Reproduce the full listing below unchanged, apart from the pictures.

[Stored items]
╔══
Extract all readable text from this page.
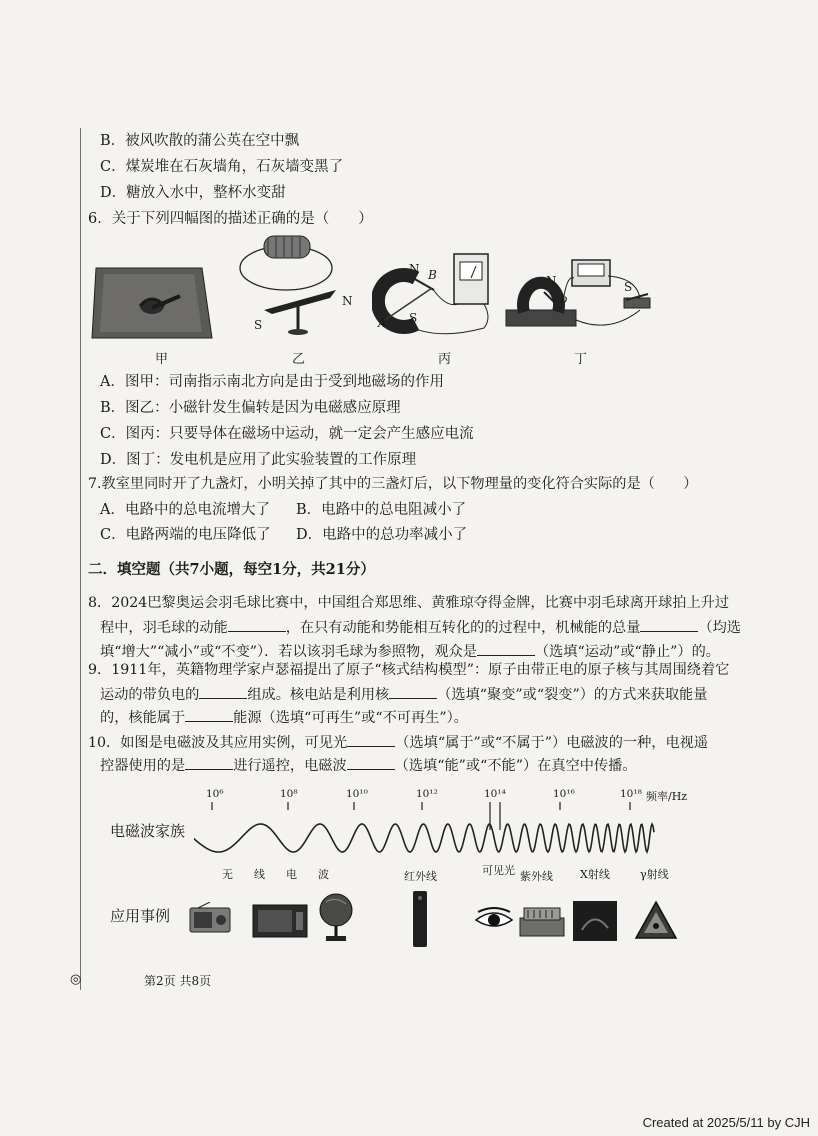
B．被风吹散的蒲公英在空中飘
C．煤炭堆在石灰墙角，石灰墙变黑了
D．糖放入水中，整杯水变甜
6．关于下列四幅图的描述正确的是（　　）
S
N
N B
A S
N
b
S
甲	乙	丙	丁
A．图甲：司南指示南北方向是由于受到地磁场的作用
B．图乙：小磁针发生偏转是因为电磁感应原理
C．图丙：只要导体在磁场中运动，就一定会产生感应电流
D．图丁：发电机是应用了此实验装置的工作原理
7.教室里同时开了九盏灯，小明关掉了其中的三盏灯后，以下物理量的变化符合实际的是（　　）
A．电路中的总电流增大了 B．电路中的总电阻减小了
C．电路两端的电压降低了 D．电路中的总功率减小了
二．填空题（共7小题，每空1分，共21分）
8．2024巴黎奥运会羽毛球比赛中，中国组合郑思维、黄雅琼夺得金牌，比赛中羽毛球离开球拍上升过
程中，羽毛球的动能	，在只有动能和势能相互转化的的过程中，机械能的总量	（均选
填“增大”“减小”或“不变”）．若以该羽毛球为参照物，观众是	（选填“运动”或“静止”）的。
9．1911年，英籍物理学家卢瑟福提出了原子“核式结构模型”：原子由带正电的原子核与其周围绕着它
运动的带负电的	组成。核电站是利用核	（选填“聚变”或“裂变”）的方式来获取能量
的，核能属于	能源（选填“可再生”或“不可再生”）。
10．如图是电磁波及其应用实例，可见光	（选填“属于”或“不属于”）电磁波的一种，电视遥
控器使用的是	进行遥控，电磁波	（选填“能”或“不能”）在真空中传播。
电磁波家族
应用事例
10⁶	10⁸	10¹⁰	10¹²	10¹⁴	10¹⁶	10¹⁸ 频率/Hz
无 线 电 波	红外线	可见光 紫外线 X射线	γ射线
◎	第2页 共8页
Created at 2025/5/11 by CJH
╚══
▸ CORRECT OUTPUT:
Extract all readable text from this page.
B．被风吹散的蒲公英在空中飘
C．煤炭堆在石灰墙角，石灰墙变黑了
D．糖放入水中，整杯水变甜
6．关于下列四幅图的描述正确的是（　　）
S
N
N B
A S
N
b
S
甲	乙	丙	丁
A．图甲：司南指示南北方向是由于受到地磁场的作用
B．图乙：小磁针发生偏转是因为电磁感应原理
C．图丙：只要导体在磁场中运动，就一定会产生感应电流
D．图丁：发电机是应用了此实验装置的工作原理
7.教室里同时开了九盏灯，小明关掉了其中的三盏灯后，以下物理量的变化符合实际的是（　　）
A．电路中的总电流增大了 B．电路中的总电阻减小了
C．电路两端的电压降低了 D．电路中的总功率减小了
二．填空题（共7小题，每空1分，共21分）
8．2024巴黎奥运会羽毛球比赛中，中国组合郑思维、黄雅琼夺得金牌，比赛中羽毛球离开球拍上升过
程中，羽毛球的动能	，在只有动能和势能相互转化的的过程中，机械能的总量	（均选
填“增大”“减小”或“不变”）．若以该羽毛球为参照物，观众是	（选填“运动”或“静止”）的。
9．1911年，英籍物理学家卢瑟福提出了原子“核式结构模型”：原子由带正电的原子核与其周围绕着它
运动的带负电的	组成。核电站是利用核	（选填“聚变”或“裂变”）的方式来获取能量
的，核能属于	能源（选填“可再生”或“不可再生”）。
10．如图是电磁波及其应用实例，可见光	（选填“属于”或“不属于”）电磁波的一种，电视遥
控器使用的是	进行遥控，电磁波	（选填“能”或“不能”）在真空中传播。
电磁波家族
应用事例
10⁶	10⁸	10¹⁰	10¹²	10¹⁴	10¹⁶	10¹⁸ 频率/Hz
无 线 电 波	红外线	可见光 紫外线 X射线	γ射线
◎	第2页 共8页
Created at 2025/5/11 by CJH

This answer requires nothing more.